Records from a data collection
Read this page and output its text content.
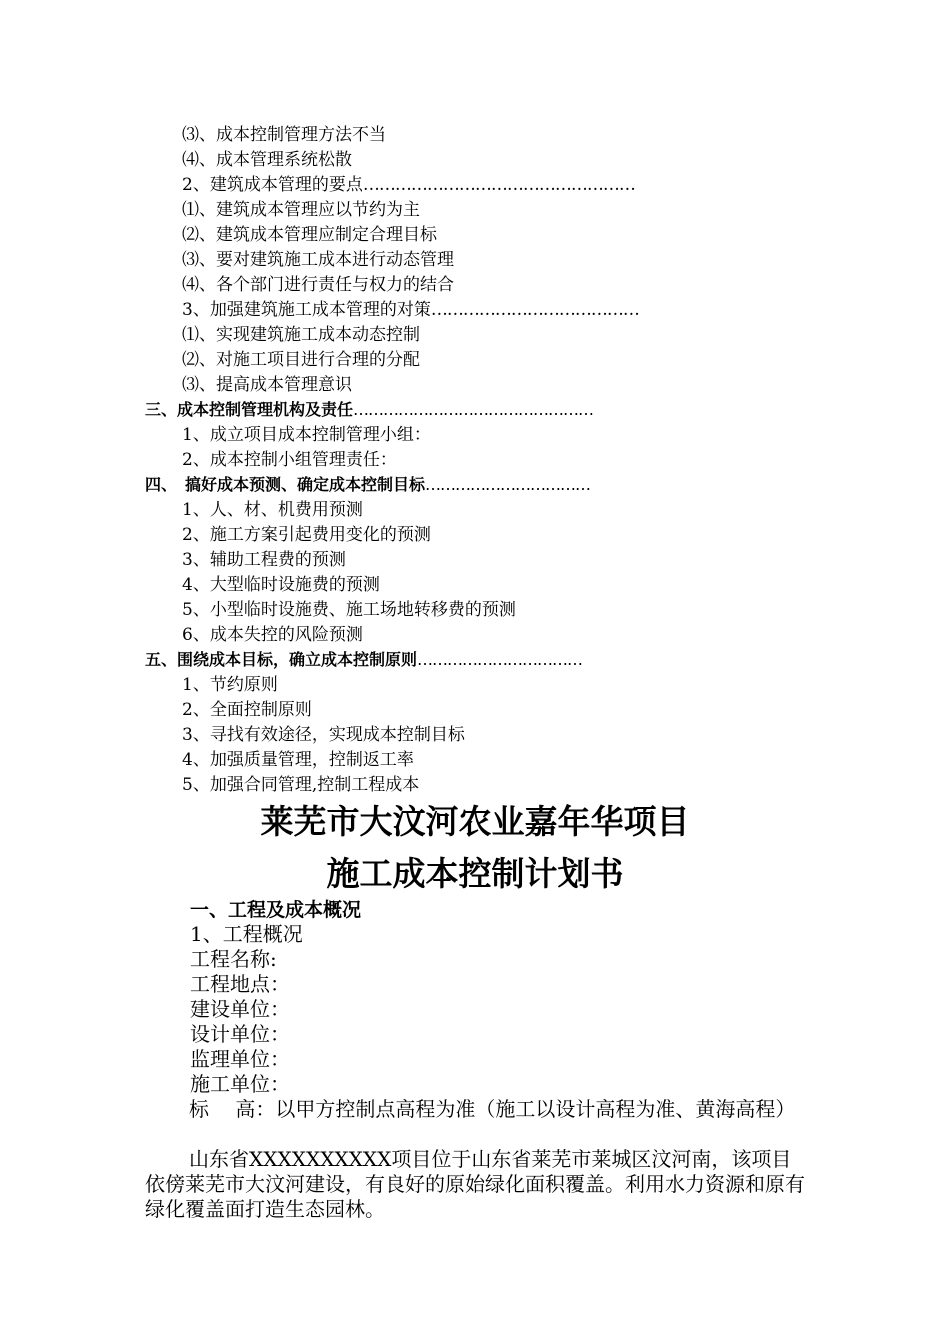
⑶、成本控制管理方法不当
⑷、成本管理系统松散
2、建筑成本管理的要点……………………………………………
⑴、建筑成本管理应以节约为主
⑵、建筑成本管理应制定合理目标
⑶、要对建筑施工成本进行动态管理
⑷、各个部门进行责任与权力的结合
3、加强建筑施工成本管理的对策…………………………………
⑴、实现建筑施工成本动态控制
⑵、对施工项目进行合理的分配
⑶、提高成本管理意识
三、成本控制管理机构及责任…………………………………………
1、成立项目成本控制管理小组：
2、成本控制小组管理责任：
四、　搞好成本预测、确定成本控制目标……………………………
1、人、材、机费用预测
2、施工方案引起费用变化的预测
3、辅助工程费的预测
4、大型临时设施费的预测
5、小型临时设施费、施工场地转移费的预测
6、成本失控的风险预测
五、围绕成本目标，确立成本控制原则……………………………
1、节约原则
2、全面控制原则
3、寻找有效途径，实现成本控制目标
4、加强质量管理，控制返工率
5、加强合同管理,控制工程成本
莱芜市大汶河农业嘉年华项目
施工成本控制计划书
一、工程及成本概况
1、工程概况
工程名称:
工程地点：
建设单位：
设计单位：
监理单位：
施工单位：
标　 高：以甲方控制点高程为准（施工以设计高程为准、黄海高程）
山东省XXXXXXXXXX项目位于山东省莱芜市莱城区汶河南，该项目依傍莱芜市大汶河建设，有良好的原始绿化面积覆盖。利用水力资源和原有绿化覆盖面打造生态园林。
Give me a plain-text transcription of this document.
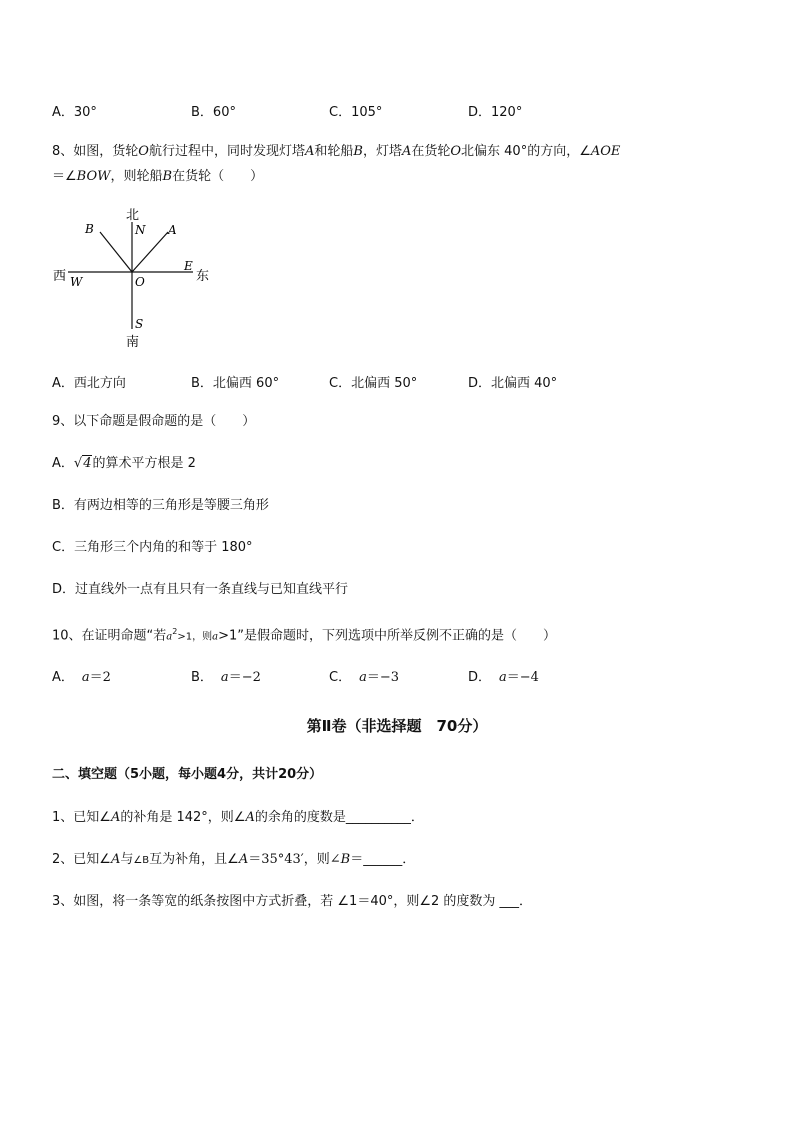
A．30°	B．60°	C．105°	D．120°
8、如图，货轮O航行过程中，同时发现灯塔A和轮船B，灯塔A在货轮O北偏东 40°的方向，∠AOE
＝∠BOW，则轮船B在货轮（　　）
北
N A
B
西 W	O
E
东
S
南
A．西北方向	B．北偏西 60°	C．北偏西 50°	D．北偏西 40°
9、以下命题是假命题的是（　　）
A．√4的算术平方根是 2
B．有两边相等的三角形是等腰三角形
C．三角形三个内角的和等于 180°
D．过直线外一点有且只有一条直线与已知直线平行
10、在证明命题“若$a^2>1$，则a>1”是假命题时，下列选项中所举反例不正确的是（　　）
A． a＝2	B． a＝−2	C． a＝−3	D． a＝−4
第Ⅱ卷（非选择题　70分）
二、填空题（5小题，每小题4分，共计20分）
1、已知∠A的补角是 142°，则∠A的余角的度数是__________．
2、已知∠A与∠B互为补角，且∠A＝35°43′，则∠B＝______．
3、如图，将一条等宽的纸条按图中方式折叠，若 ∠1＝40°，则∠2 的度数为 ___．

Stated exercise: Omitting all images, retype each line of the records precisely.

Exercise solution:
Read this page and output its text content.
⑶、成本控制管理方法不当
⑷、成本管理系统松散
2、建筑成本管理的要点……………………………………………
⑴、建筑成本管理应以节约为主
⑵、建筑成本管理应制定合理目标
⑶、要对建筑施工成本进行动态管理
⑷、各个部门进行责任与权力的结合
3、加强建筑施工成本管理的对策…………………………………
⑴、实现建筑施工成本动态控制
⑵、对施工项目进行合理的分配
⑶、提高成本管理意识
三、成本控制管理机构及责任…………………………………………
1、成立项目成本控制管理小组：
2、成本控制小组管理责任：
四、　搞好成本预测、确定成本控制目标……………………………
1、人、材、机费用预测
2、施工方案引起费用变化的预测
3、辅助工程费的预测
4、大型临时设施费的预测
5、小型临时设施费、施工场地转移费的预测
6、成本失控的风险预测
五、围绕成本目标，确立成本控制原则……………………………
1、节约原则
2、全面控制原则
3、寻找有效途径，实现成本控制目标
4、加强质量管理，控制返工率
5、加强合同管理,控制工程成本
莱芜市大汶河农业嘉年华项目
施工成本控制计划书
一、工程及成本概况
1、工程概况
工程名称:
工程地点：
建设单位：
设计单位：
监理单位：
施工单位：
标　 高：以甲方控制点高程为准（施工以设计高程为准、黄海高程）
山东省XXXXXXXXXX项目位于山东省莱芜市莱城区汶河南，该项目依傍莱芜市大汶河建设，有良好的原始绿化面积覆盖。利用水力资源和原有绿化覆盖面打造生态园林。
Give me a plain-text transcription of this document.
A．30°	B．60°	C．105°	D．120°
8、如图，货轮O航行过程中，同时发现灯塔A和轮船B，灯塔A在货轮O北偏东 40°的方向，∠AOE
＝∠BOW，则轮船B在货轮（　　）
北
N A
B
西 W	O
E
东
S
南
A．西北方向	B．北偏西 60°	C．北偏西 50°	D．北偏西 40°
9、以下命题是假命题的是（　　）
A．√4的算术平方根是 2
B．有两边相等的三角形是等腰三角形
C．三角形三个内角的和等于 180°
D．过直线外一点有且只有一条直线与已知直线平行
10、在证明命题“若$a^2>1$，则a>1”是假命题时，下列选项中所举反例不正确的是（　　）
A． a＝2	B． a＝−2	C． a＝−3	D． a＝−4
第Ⅱ卷（非选择题　70分）
二、填空题（5小题，每小题4分，共计20分）
1、已知∠A的补角是 142°，则∠A的余角的度数是__________．
2、已知∠A与∠B互为补角，且∠A＝35°43′，则∠B＝______．
3、如图，将一条等宽的纸条按图中方式折叠，若 ∠1＝40°，则∠2 的度数为 ___．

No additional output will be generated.